# Provided material start
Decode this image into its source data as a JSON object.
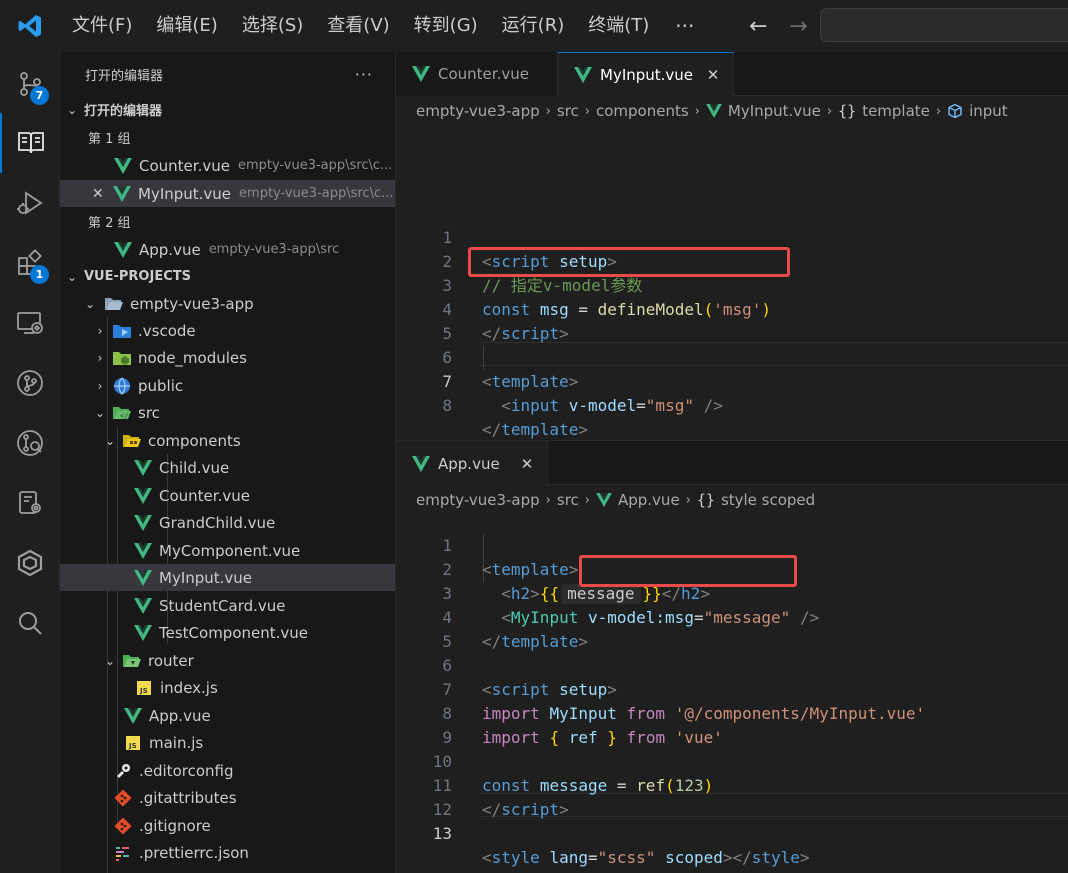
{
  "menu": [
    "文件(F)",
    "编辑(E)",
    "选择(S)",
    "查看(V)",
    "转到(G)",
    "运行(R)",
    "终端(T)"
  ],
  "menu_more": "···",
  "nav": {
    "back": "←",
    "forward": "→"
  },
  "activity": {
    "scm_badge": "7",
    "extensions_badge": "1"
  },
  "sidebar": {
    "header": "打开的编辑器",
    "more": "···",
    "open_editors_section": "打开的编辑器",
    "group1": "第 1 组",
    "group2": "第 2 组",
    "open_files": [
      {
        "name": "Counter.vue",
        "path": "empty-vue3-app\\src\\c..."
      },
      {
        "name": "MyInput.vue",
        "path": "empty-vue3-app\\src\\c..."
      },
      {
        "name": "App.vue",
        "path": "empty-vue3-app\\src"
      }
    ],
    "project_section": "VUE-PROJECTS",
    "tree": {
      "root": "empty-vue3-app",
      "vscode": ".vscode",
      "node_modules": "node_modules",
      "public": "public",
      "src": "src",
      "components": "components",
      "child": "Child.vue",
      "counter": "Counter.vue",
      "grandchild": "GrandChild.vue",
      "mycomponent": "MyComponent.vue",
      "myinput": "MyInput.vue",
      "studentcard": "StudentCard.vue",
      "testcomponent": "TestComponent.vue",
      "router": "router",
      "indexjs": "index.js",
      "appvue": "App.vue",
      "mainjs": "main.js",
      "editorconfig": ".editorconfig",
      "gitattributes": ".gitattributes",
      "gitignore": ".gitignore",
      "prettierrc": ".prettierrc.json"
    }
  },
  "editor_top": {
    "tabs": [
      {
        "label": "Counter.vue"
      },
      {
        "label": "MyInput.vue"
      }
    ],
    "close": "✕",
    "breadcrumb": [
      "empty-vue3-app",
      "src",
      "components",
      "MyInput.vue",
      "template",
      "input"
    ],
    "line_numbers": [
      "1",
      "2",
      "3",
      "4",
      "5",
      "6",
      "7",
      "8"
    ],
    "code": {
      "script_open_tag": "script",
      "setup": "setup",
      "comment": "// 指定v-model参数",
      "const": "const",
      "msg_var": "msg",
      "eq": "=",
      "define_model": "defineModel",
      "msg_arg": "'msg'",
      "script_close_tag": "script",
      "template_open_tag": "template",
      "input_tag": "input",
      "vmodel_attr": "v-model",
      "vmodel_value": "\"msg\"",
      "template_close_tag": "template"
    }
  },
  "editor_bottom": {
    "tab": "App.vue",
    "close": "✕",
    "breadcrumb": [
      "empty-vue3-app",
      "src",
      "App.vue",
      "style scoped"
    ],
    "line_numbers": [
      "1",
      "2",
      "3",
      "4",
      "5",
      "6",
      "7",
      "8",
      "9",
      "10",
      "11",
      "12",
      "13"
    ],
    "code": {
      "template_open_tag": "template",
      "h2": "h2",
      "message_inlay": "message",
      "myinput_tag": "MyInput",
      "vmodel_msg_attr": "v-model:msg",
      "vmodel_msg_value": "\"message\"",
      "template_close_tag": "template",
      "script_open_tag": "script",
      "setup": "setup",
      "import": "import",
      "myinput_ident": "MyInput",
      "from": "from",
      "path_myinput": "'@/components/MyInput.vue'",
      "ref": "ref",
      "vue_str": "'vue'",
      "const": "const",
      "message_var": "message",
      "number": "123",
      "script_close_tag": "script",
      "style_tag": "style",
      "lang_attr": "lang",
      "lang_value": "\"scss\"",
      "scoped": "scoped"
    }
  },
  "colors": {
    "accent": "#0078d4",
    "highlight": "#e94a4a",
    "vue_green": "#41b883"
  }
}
# Provided material end
# Provided material start
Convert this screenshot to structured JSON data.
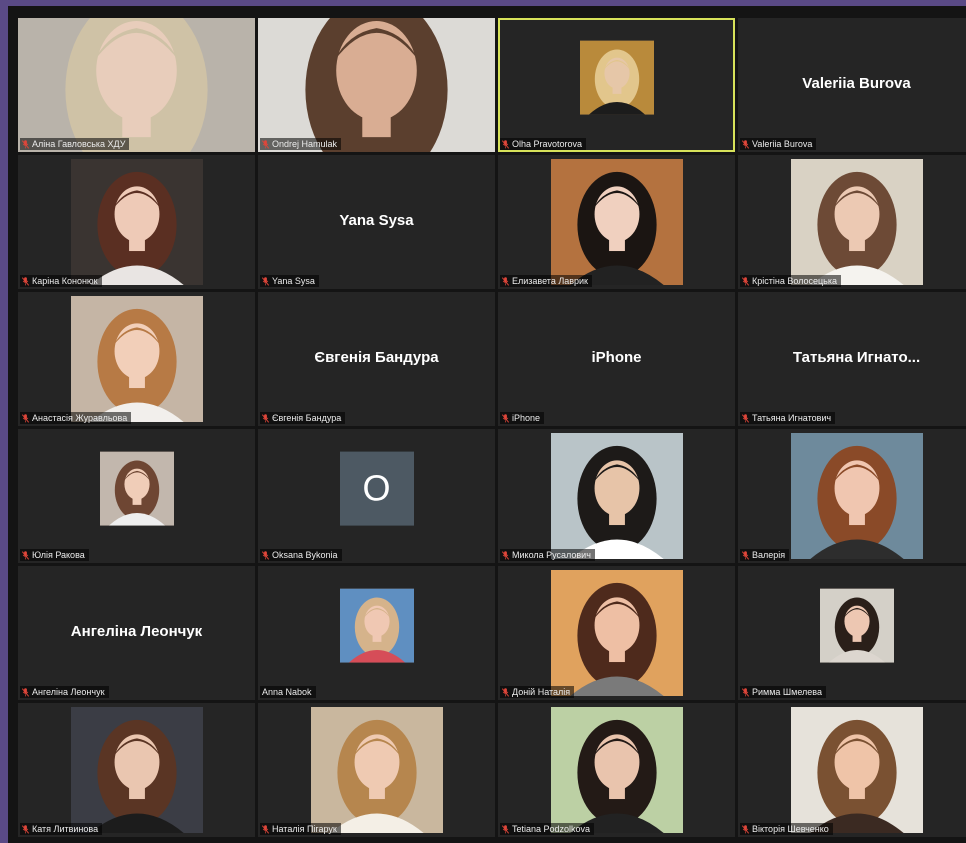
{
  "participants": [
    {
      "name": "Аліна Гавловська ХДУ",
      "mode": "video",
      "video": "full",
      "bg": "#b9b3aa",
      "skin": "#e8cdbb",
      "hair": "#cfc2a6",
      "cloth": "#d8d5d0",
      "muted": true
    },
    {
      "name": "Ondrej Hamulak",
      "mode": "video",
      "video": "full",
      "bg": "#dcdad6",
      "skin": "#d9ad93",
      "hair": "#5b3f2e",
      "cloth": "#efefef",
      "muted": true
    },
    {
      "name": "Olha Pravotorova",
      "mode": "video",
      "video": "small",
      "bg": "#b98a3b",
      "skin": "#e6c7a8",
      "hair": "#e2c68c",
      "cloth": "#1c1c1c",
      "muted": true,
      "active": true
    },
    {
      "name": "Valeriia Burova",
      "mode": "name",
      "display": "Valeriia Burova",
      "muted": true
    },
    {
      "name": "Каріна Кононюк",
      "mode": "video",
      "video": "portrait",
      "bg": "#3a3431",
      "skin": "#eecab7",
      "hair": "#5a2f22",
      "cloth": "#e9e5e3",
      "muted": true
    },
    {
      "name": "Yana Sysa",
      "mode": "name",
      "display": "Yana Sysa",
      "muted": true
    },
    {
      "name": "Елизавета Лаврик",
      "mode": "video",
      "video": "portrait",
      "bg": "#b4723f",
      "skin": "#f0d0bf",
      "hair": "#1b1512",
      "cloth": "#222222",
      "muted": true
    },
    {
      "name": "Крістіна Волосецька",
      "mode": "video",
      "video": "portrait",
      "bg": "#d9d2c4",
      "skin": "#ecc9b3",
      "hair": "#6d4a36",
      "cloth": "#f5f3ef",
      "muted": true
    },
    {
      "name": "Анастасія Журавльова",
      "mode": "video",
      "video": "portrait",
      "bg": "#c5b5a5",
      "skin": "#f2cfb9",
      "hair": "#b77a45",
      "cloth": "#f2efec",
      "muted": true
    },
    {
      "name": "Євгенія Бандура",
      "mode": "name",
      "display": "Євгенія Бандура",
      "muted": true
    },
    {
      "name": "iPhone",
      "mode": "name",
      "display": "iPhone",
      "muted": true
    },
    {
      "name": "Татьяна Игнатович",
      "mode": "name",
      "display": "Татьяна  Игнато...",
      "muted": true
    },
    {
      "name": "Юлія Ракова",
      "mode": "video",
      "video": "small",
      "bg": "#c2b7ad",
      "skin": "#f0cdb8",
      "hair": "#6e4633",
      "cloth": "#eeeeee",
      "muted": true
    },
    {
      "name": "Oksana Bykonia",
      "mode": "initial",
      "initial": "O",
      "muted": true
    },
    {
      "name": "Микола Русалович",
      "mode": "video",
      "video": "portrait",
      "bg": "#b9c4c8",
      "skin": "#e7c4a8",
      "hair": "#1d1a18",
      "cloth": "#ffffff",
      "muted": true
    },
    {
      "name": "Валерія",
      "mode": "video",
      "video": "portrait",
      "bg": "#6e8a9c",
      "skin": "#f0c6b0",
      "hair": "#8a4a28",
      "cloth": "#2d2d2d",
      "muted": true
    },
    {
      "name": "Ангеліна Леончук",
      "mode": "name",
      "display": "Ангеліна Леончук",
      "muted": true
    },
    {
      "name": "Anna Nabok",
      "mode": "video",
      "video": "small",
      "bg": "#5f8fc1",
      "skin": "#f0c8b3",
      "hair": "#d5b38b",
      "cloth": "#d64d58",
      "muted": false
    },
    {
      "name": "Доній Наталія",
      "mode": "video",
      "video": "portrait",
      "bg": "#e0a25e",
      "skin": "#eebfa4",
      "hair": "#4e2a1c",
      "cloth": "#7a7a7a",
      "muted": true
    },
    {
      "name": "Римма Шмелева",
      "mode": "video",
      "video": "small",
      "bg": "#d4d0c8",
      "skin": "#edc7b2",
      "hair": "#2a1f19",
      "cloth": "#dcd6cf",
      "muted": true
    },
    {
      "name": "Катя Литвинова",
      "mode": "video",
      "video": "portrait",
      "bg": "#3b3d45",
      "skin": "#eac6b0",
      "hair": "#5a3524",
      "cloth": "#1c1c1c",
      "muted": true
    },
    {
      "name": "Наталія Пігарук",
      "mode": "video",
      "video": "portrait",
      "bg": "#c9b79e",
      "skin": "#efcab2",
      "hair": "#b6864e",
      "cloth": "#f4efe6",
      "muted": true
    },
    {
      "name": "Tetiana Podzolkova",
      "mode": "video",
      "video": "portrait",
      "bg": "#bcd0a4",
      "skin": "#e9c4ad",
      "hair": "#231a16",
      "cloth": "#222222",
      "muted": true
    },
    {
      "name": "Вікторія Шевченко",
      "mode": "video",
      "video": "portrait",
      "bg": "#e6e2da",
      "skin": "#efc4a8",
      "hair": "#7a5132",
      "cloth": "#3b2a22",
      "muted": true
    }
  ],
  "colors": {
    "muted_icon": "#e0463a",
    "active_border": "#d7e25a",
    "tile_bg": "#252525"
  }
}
# Provided material end
# Provided material start
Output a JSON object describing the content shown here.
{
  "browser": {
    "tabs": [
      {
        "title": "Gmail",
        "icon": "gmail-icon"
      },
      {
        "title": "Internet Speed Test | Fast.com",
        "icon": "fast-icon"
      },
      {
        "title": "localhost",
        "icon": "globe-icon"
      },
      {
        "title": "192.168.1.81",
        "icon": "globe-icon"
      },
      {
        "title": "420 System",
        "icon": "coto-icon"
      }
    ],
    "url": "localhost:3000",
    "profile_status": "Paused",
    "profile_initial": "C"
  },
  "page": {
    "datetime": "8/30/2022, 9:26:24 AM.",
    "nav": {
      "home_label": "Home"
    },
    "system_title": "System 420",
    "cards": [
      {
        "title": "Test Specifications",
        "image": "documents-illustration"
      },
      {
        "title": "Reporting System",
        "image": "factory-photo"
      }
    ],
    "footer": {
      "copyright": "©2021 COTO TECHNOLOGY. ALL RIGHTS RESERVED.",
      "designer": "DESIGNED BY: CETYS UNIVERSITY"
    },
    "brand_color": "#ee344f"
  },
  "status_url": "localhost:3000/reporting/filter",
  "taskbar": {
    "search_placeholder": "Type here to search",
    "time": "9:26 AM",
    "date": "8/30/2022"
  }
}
# Provided material end
_What to produce_
Reply with one number only: the count of lines in the entries that contain "Valeriia".

_Output below_
2